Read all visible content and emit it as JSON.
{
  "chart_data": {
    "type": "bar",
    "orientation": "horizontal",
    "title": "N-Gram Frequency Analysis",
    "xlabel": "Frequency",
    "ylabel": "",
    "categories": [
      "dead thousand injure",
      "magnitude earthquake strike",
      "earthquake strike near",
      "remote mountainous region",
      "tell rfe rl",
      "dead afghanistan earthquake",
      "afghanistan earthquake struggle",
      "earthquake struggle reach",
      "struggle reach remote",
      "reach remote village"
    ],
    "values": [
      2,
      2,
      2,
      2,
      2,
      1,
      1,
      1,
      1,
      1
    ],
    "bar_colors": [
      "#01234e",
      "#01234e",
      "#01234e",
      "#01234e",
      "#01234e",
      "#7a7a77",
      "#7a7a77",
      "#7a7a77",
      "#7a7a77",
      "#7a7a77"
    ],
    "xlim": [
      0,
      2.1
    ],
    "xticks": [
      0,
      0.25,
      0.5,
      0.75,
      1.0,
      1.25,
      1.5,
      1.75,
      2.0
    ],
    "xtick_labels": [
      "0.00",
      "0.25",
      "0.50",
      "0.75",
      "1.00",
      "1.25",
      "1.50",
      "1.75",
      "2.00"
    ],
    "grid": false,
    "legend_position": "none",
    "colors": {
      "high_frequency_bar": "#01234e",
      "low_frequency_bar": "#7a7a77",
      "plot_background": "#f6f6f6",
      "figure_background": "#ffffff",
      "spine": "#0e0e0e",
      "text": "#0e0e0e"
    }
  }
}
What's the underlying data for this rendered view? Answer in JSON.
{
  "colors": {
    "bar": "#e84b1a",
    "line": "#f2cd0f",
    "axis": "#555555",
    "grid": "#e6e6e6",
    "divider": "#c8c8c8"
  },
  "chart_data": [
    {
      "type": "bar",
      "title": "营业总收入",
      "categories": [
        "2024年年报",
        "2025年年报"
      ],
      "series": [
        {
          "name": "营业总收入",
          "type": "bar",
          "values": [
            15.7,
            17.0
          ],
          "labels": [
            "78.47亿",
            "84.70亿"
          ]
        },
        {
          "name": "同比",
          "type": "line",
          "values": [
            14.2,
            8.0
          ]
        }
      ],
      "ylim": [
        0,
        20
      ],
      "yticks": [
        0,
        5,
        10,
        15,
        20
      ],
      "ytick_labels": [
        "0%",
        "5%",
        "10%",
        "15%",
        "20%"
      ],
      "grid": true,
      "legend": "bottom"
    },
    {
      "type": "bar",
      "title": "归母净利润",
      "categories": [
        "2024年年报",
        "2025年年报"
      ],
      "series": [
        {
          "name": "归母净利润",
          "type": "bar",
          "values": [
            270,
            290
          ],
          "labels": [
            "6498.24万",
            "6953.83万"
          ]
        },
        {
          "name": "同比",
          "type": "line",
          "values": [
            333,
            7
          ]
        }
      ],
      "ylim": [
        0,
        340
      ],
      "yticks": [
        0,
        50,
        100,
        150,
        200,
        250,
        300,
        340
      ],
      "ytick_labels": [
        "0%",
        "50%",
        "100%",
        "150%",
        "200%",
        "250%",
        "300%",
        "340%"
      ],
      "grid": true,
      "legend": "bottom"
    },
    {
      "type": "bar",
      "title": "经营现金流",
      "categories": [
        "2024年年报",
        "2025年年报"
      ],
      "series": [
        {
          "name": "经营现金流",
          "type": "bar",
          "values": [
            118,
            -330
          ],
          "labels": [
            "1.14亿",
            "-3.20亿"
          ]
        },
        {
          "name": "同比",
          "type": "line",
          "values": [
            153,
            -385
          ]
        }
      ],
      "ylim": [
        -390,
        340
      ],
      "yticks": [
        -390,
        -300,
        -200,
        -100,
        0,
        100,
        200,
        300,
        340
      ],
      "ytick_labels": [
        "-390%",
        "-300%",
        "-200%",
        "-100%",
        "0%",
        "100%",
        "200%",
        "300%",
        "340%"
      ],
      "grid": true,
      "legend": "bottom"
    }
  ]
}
* * * *
» **What the task asks**:
Go through the data and gather every line that holds "strike".

» **Full output**:
      "magnitude earthquake strike",
      "earthquake strike near",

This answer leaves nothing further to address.